- [TASK TO COMPLETE] Transcribe the material verbatim in full; the pictures do not belong in the copy.

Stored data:
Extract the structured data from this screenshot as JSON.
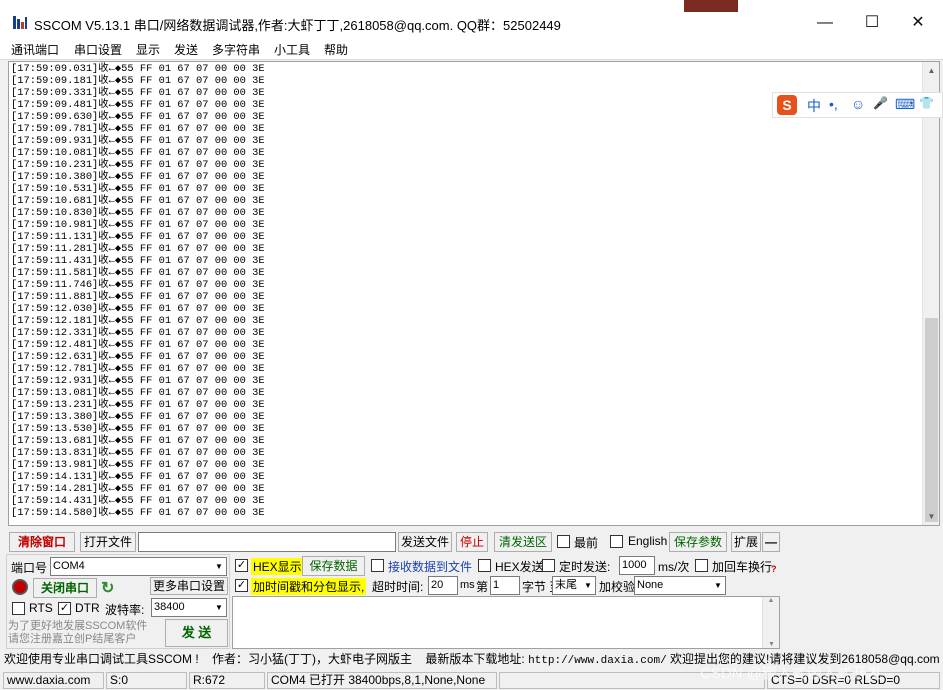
{
  "window": {
    "title": "SSCOM V5.13.1 串口/网络数据调试器,作者:大虾丁丁,2618058@qq.com. QQ群：52502449",
    "minimize": "—",
    "maximize": "☐",
    "close": "✕"
  },
  "menu": [
    "通讯端口",
    "串口设置",
    "显示",
    "发送",
    "多字符串",
    "小工具",
    "帮助"
  ],
  "receive_log": {
    "payload": "55 FF 01 67 07 00 00 3E",
    "direction": "收←◆",
    "timestamps": [
      "17:59:09.031",
      "17:59:09.181",
      "17:59:09.331",
      "17:59:09.481",
      "17:59:09.630",
      "17:59:09.781",
      "17:59:09.931",
      "17:59:10.081",
      "17:59:10.231",
      "17:59:10.380",
      "17:59:10.531",
      "17:59:10.681",
      "17:59:10.830",
      "17:59:10.981",
      "17:59:11.131",
      "17:59:11.281",
      "17:59:11.431",
      "17:59:11.581",
      "17:59:11.746",
      "17:59:11.881",
      "17:59:12.030",
      "17:59:12.181",
      "17:59:12.331",
      "17:59:12.481",
      "17:59:12.631",
      "17:59:12.781",
      "17:59:12.931",
      "17:59:13.081",
      "17:59:13.231",
      "17:59:13.380",
      "17:59:13.530",
      "17:59:13.681",
      "17:59:13.831",
      "17:59:13.981",
      "17:59:14.131",
      "17:59:14.281",
      "17:59:14.431",
      "17:59:14.580"
    ]
  },
  "ime_toolbar": {
    "logo": "S",
    "items": [
      "中",
      "•,",
      "☺",
      "🎤",
      "⌨",
      "👕"
    ]
  },
  "toolbar": {
    "clear_window": "清除窗口",
    "open_file": "打开文件",
    "file_path": "",
    "send_file": "发送文件",
    "stop": "停止",
    "clear_send": "清发送区",
    "topmost": "最前",
    "english": "English",
    "save_params": "保存参数",
    "expand": "扩展",
    "collapse": "—"
  },
  "port": {
    "port_label": "端口号",
    "port_value": "COM4",
    "close_port": "关闭串口",
    "more_settings": "更多串口设置",
    "rts": "RTS",
    "dtr": "DTR",
    "baud_label": "波特率:",
    "baud_value": "38400",
    "promo": "为了更好地发展SSCOM软件\n请您注册嘉立创P结尾客户",
    "send": "发 送"
  },
  "options": {
    "hex_display": "HEX显示",
    "save_data": "保存数据",
    "recv_to_file": "接收数据到文件",
    "hex_send": "HEX发送",
    "timed_send": "定时发送:",
    "interval": "1000",
    "interval_unit": "ms/次",
    "add_crlf": "加回车换行",
    "timestamp": "加时间戳和分包显示,",
    "timeout_label": "超时时间:",
    "timeout_value": "20",
    "timeout_unit": "ms",
    "byte_prefix": "第",
    "byte_index": "1",
    "byte_to": "字节 至",
    "byte_end": "末尾",
    "checksum_label": "加校验",
    "checksum_value": "None",
    "send_text": ""
  },
  "ticker": {
    "welcome": "欢迎使用专业串口调试工具SSCOM !",
    "author": "作者：习小猛(丁丁)，大虾电子网版主",
    "download_label": "最新版本下载地址:",
    "download_url": "http://www.daxia.com/",
    "feedback": "欢迎提出您的建议!请将建议发到2618058@qq.com"
  },
  "statusbar": {
    "site": "www.daxia.com",
    "sent": "S:0",
    "received": "R:672",
    "port_status": "COM4 已打开  38400bps,8,1,None,None",
    "lines": "CTS=0 DSR=0 RLSD=0"
  },
  "watermark": "CSDN @嵌入式嵌入式开发",
  "colors": {
    "accent_green": "#006400",
    "highlight_yellow": "#ffff00",
    "stop_red": "#c00000"
  }
}
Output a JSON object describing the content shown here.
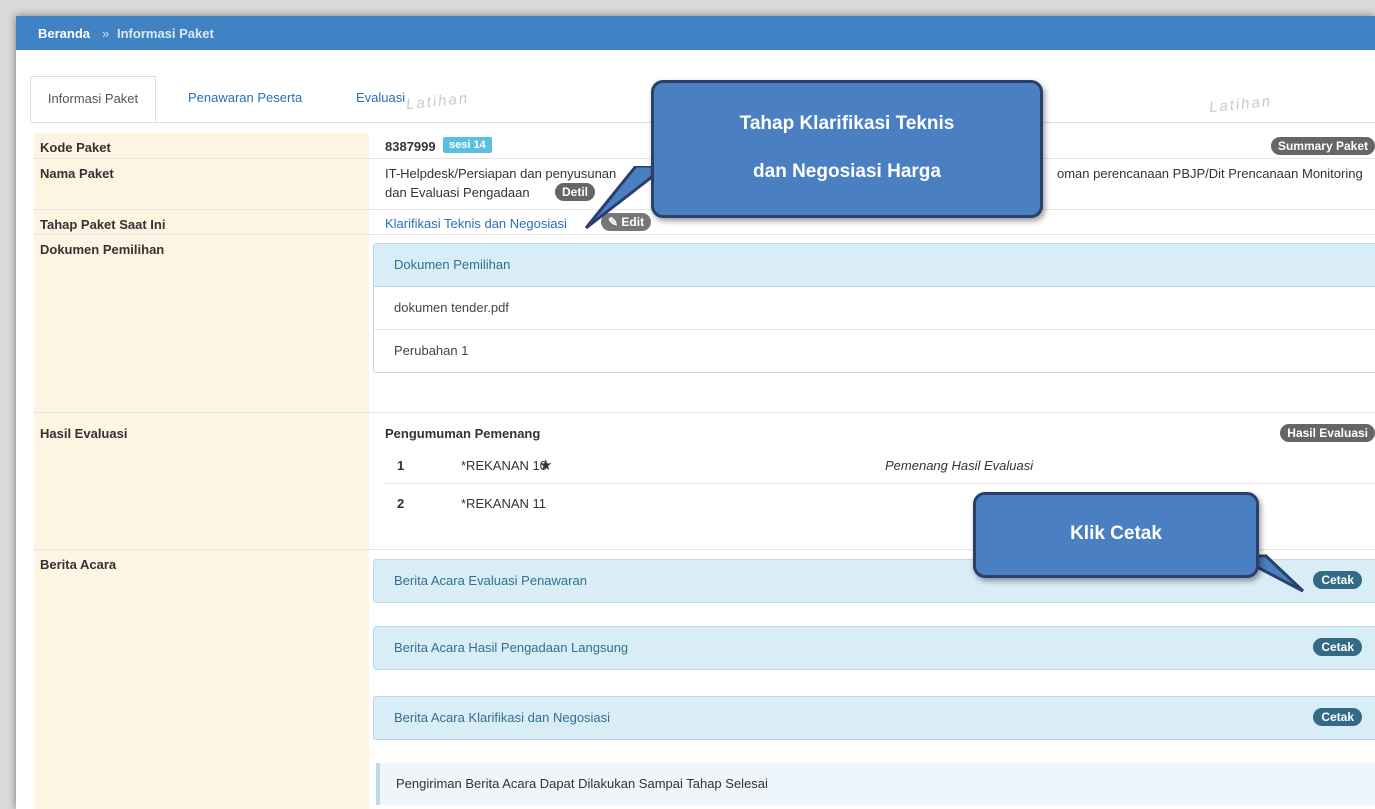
{
  "breadcrumb": {
    "home": "Beranda",
    "separator": "»",
    "current": "Informasi Paket"
  },
  "tabs": [
    {
      "label": "Informasi Paket"
    },
    {
      "label": "Penawaran Peserta"
    },
    {
      "label": "Evaluasi"
    }
  ],
  "watermark": "Latihan",
  "rows": {
    "kode": {
      "label": "Kode Paket",
      "value": "8387999",
      "sesi": "sesi 14",
      "summary_button": "Summary Paket"
    },
    "nama": {
      "label": "Nama Paket",
      "line1_start": "IT-Helpdesk/Persiapan dan penyusunan",
      "line1_end": "oman perencanaan PBJP/Dit Prencanaan Monitoring",
      "line2": "dan Evaluasi Pengadaan",
      "detil_button": "Detil"
    },
    "tahap": {
      "label": "Tahap Paket Saat Ini",
      "value": "Klarifikasi Teknis dan Negosiasi",
      "edit_button": "Edit"
    },
    "dokumen": {
      "label": "Dokumen Pemilihan",
      "panel_title": "Dokumen Pemilihan",
      "items": [
        "dokumen tender.pdf",
        "Perubahan 1"
      ]
    },
    "hasil": {
      "label": "Hasil Evaluasi",
      "heading": "Pengumuman Pemenang",
      "button": "Hasil Evaluasi",
      "winners": [
        {
          "no": "1",
          "name": "*REKANAN 10",
          "star": "★",
          "note": "Pemenang Hasil Evaluasi"
        },
        {
          "no": "2",
          "name": "*REKANAN 11",
          "star": "",
          "note": ""
        }
      ]
    },
    "berita": {
      "label": "Berita Acara",
      "items": [
        {
          "title": "Berita Acara Evaluasi Penawaran",
          "button": "Cetak"
        },
        {
          "title": "Berita Acara Hasil Pengadaan Langsung",
          "button": "Cetak"
        },
        {
          "title": "Berita Acara Klarifikasi dan Negosiasi",
          "button": "Cetak"
        }
      ],
      "note": "Pengiriman Berita Acara Dapat Dilakukan Sampai Tahap Selesai"
    }
  },
  "callouts": {
    "tahap": {
      "line1": "Tahap Klarifikasi Teknis",
      "line2": "dan Negosiasi Harga"
    },
    "cetak": {
      "text": "Klik Cetak"
    }
  },
  "colors": {
    "topbar": "#3f83c4",
    "label_bg": "#fdf5e1",
    "panel_bg": "#d9edf7",
    "callout": "#4a7fc1",
    "cetak": "#336b87"
  }
}
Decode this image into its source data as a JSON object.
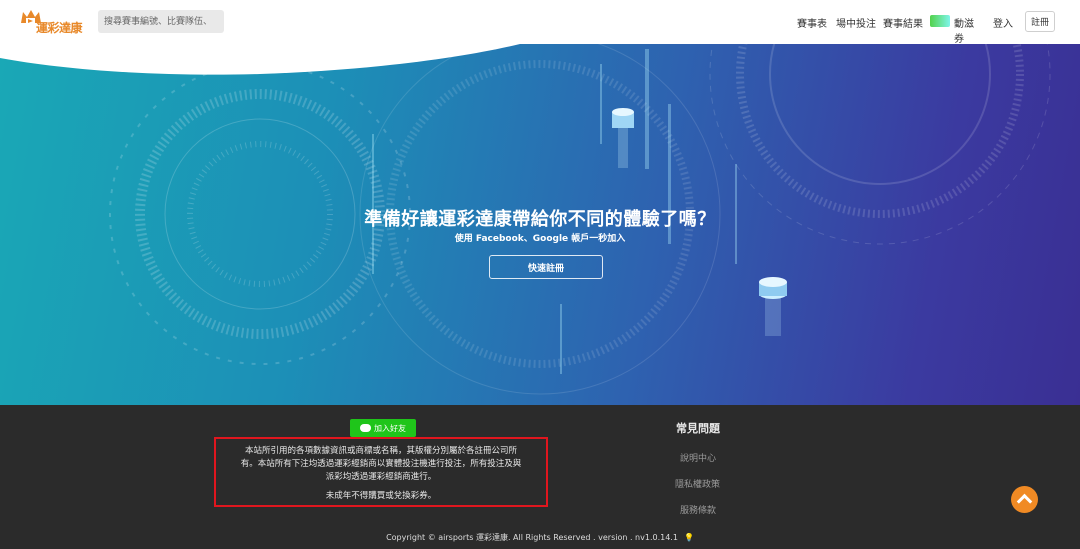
{
  "header": {
    "logo_text": "運彩達康",
    "search_placeholder": "搜尋賽事編號、比賽隊伍、",
    "nav": {
      "schedule": "賽事表",
      "betting": "場中投注",
      "results": "賽事結果",
      "promo_text": "動滋券",
      "login": "登入",
      "register": "註冊"
    }
  },
  "hero": {
    "title": "準備好讓運彩達康帶給你不同的體驗了嗎？",
    "subtitle": "使用 Facebook、Google 帳戶一秒加入",
    "button": "快速註冊"
  },
  "footer": {
    "line_button": "加入好友",
    "disclaimer_line1": "本站所引用的各項數據資訊或商標或名稱，其版權分別屬於各註冊公司所",
    "disclaimer_line2": "有。本站所有下注均透過運彩經銷商以實體投注機進行投注，所有投注及與",
    "disclaimer_line3": "派彩均透過運彩經銷商進行。",
    "disclaimer_line4": "未成年不得購買或兌換彩券。",
    "faq_title": "常見問題",
    "faq_links": [
      "說明中心",
      "隱私權政策",
      "服務條款"
    ],
    "copyright": "Copyright © airsports 運彩達康. All Rights Reserved . version . nv1.0.14.1"
  },
  "colors": {
    "brand_orange": "#e8892a",
    "line_green": "#1fc51a",
    "disclaimer_border": "#e0161e",
    "back_to_top": "#f08a24"
  },
  "icons": [
    "crown-icon",
    "line-icon",
    "bulb-icon",
    "chevron-up-icon"
  ]
}
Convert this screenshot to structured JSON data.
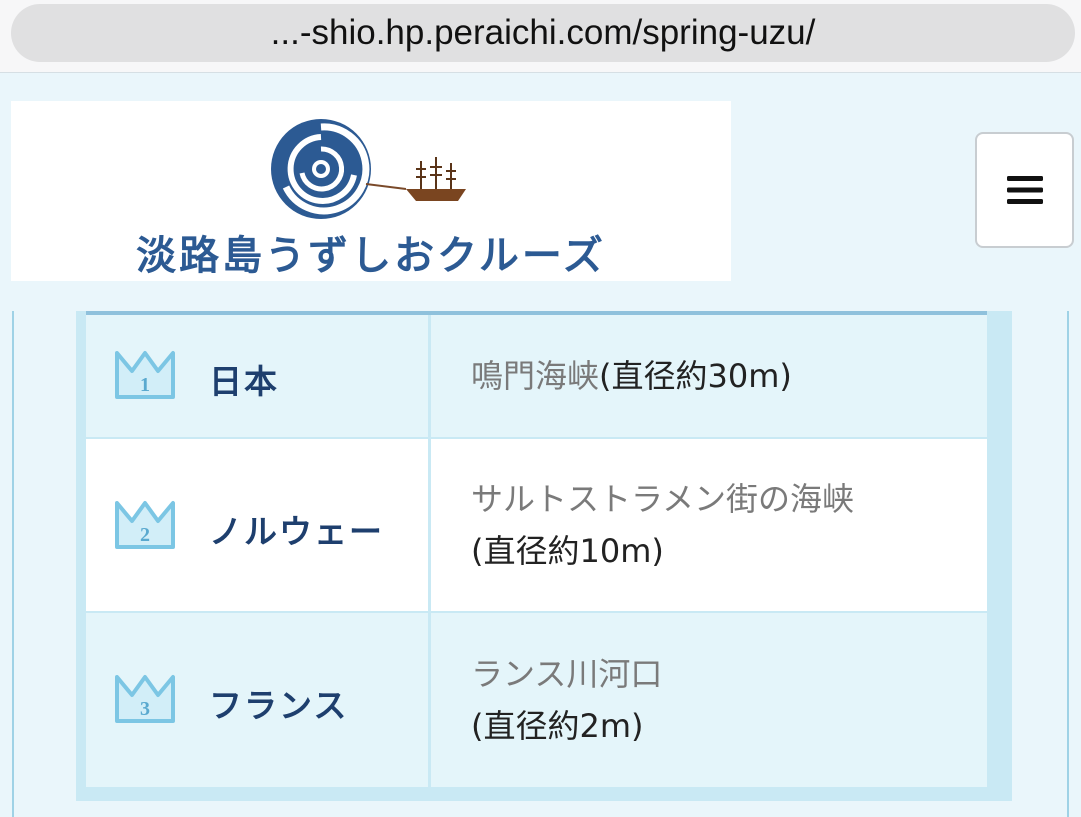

- [TASK SOLUTION]
Extract the structured data from this screenshot as JSON.
{
  "window": {
    "title": "SSCOM V5.13.1 串口/网络数据调试器,作者:大虾丁丁,2618058@qq.com. QQ群：52502449",
    "minimize": "—",
    "maximize": "☐",
    "close": "✕"
  },
  "menu": [
    "通讯端口",
    "串口设置",
    "显示",
    "发送",
    "多字符串",
    "小工具",
    "帮助"
  ],
  "receive_log": {
    "payload": "55 FF 01 67 07 00 00 3E",
    "direction": "收←◆",
    "timestamps": [
      "17:59:09.031",
      "17:59:09.181",
      "17:59:09.331",
      "17:59:09.481",
      "17:59:09.630",
      "17:59:09.781",
      "17:59:09.931",
      "17:59:10.081",
      "17:59:10.231",
      "17:59:10.380",
      "17:59:10.531",
      "17:59:10.681",
      "17:59:10.830",
      "17:59:10.981",
      "17:59:11.131",
      "17:59:11.281",
      "17:59:11.431",
      "17:59:11.581",
      "17:59:11.746",
      "17:59:11.881",
      "17:59:12.030",
      "17:59:12.181",
      "17:59:12.331",
      "17:59:12.481",
      "17:59:12.631",
      "17:59:12.781",
      "17:59:12.931",
      "17:59:13.081",
      "17:59:13.231",
      "17:59:13.380",
      "17:59:13.530",
      "17:59:13.681",
      "17:59:13.831",
      "17:59:13.981",
      "17:59:14.131",
      "17:59:14.281",
      "17:59:14.431",
      "17:59:14.580"
    ]
  },
  "ime_toolbar": {
    "logo": "S",
    "items": [
      "中",
      "•,",
      "☺",
      "🎤",
      "⌨",
      "👕"
    ]
  },
  "toolbar": {
    "clear_window": "清除窗口",
    "open_file": "打开文件",
    "file_path": "",
    "send_file": "发送文件",
    "stop": "停止",
    "clear_send": "清发送区",
    "topmost": "最前",
    "english": "English",
    "save_params": "保存参数",
    "expand": "扩展",
    "collapse": "—"
  },
  "port": {
    "port_label": "端口号",
    "port_value": "COM4",
    "close_port": "关闭串口",
    "more_settings": "更多串口设置",
    "rts": "RTS",
    "dtr": "DTR",
    "baud_label": "波特率:",
    "baud_value": "38400",
    "promo": "为了更好地发展SSCOM软件\n请您注册嘉立创P结尾客户",
    "send": "发 送"
  },
  "options": {
    "hex_display": "HEX显示",
    "save_data": "保存数据",
    "recv_to_file": "接收数据到文件",
    "hex_send": "HEX发送",
    "timed_send": "定时发送:",
    "interval": "1000",
    "interval_unit": "ms/次",
    "add_crlf": "加回车换行",
    "timestamp": "加时间戳和分包显示,",
    "timeout_label": "超时时间:",
    "timeout_value": "20",
    "timeout_unit": "ms",
    "byte_prefix": "第",
    "byte_index": "1",
    "byte_to": "字节 至",
    "byte_end": "末尾",
    "checksum_label": "加校验",
    "checksum_value": "None",
    "send_text": ""
  },
  "ticker": {
    "welcome": "欢迎使用专业串口调试工具SSCOM !",
    "author": "作者：习小猛(丁丁)，大虾电子网版主",
    "download_label": "最新版本下载地址:",
    "download_url": "http://www.daxia.com/",
    "feedback": "欢迎提出您的建议!请将建议发到2618058@qq.com"
  },
  "statusbar": {
    "site": "www.daxia.com",
    "sent": "S:0",
    "received": "R:672",
    "port_status": "COM4 已打开  38400bps,8,1,None,None",
    "lines": "CTS=0 DSR=0 RLSD=0"
  },
  "watermark": "CSDN @嵌入式嵌入式开发",
  "colors": {
    "accent_green": "#006400",
    "highlight_yellow": "#ffff00",
    "stop_red": "#c00000"
  }
}
Output a JSON object describing the content shown here.
{
  "breadcrumb": {
    "home": "Beranda",
    "separator": "»",
    "current": "Informasi Paket"
  },
  "tabs": [
    {
      "label": "Informasi Paket"
    },
    {
      "label": "Penawaran Peserta"
    },
    {
      "label": "Evaluasi"
    }
  ],
  "watermark": "Latihan",
  "rows": {
    "kode": {
      "label": "Kode Paket",
      "value": "8387999",
      "sesi": "sesi 14",
      "summary_button": "Summary Paket"
    },
    "nama": {
      "label": "Nama Paket",
      "line1_start": "IT-Helpdesk/Persiapan dan penyusunan",
      "line1_end": "oman perencanaan PBJP/Dit Prencanaan Monitoring",
      "line2": "dan Evaluasi Pengadaan",
      "detil_button": "Detil"
    },
    "tahap": {
      "label": "Tahap Paket Saat Ini",
      "value": "Klarifikasi Teknis dan Negosiasi",
      "edit_button": "Edit"
    },
    "dokumen": {
      "label": "Dokumen Pemilihan",
      "panel_title": "Dokumen Pemilihan",
      "items": [
        "dokumen tender.pdf",
        "Perubahan 1"
      ]
    },
    "hasil": {
      "label": "Hasil Evaluasi",
      "heading": "Pengumuman Pemenang",
      "button": "Hasil Evaluasi",
      "winners": [
        {
          "no": "1",
          "name": "*REKANAN 10",
          "star": "★",
          "note": "Pemenang Hasil Evaluasi"
        },
        {
          "no": "2",
          "name": "*REKANAN 11",
          "star": "",
          "note": ""
        }
      ]
    },
    "berita": {
      "label": "Berita Acara",
      "items": [
        {
          "title": "Berita Acara Evaluasi Penawaran",
          "button": "Cetak"
        },
        {
          "title": "Berita Acara Hasil Pengadaan Langsung",
          "button": "Cetak"
        },
        {
          "title": "Berita Acara Klarifikasi dan Negosiasi",
          "button": "Cetak"
        }
      ],
      "note": "Pengiriman Berita Acara Dapat Dilakukan Sampai Tahap Selesai"
    }
  },
  "callouts": {
    "tahap": {
      "line1": "Tahap Klarifikasi Teknis",
      "line2": "dan Negosiasi Harga"
    },
    "cetak": {
      "text": "Klik Cetak"
    }
  },
  "colors": {
    "topbar": "#3f83c4",
    "label_bg": "#fdf5e1",
    "panel_bg": "#d9edf7",
    "callout": "#4a7fc1",
    "cetak": "#336b87"
  }
}
Decode this image into its source data as a JSON object.
{
  "header": {
    "logo_text": "運彩達康",
    "search_placeholder": "搜尋賽事編號、比賽隊伍、",
    "nav": {
      "schedule": "賽事表",
      "betting": "場中投注",
      "results": "賽事結果",
      "promo_text": "動滋券",
      "login": "登入",
      "register": "註冊"
    }
  },
  "hero": {
    "title": "準備好讓運彩達康帶給你不同的體驗了嗎？",
    "subtitle": "使用 Facebook、Google 帳戶一秒加入",
    "button": "快速註冊"
  },
  "footer": {
    "line_button": "加入好友",
    "disclaimer_line1": "本站所引用的各項數據資訊或商標或名稱，其版權分別屬於各註冊公司所",
    "disclaimer_line2": "有。本站所有下注均透過運彩經銷商以實體投注機進行投注，所有投注及與",
    "disclaimer_line3": "派彩均透過運彩經銷商進行。",
    "disclaimer_line4": "未成年不得購買或兌換彩券。",
    "faq_title": "常見問題",
    "faq_links": [
      "說明中心",
      "隱私權政策",
      "服務條款"
    ],
    "copyright": "Copyright © airsports 運彩達康. All Rights Reserved . version . nv1.0.14.1"
  },
  "colors": {
    "brand_orange": "#e8892a",
    "line_green": "#1fc51a",
    "disclaimer_border": "#e0161e",
    "back_to_top": "#f08a24"
  },
  "icons": [
    "crown-icon",
    "line-icon",
    "bulb-icon",
    "chevron-up-icon"
  ]
}
Convert this screenshot to structured JSON data.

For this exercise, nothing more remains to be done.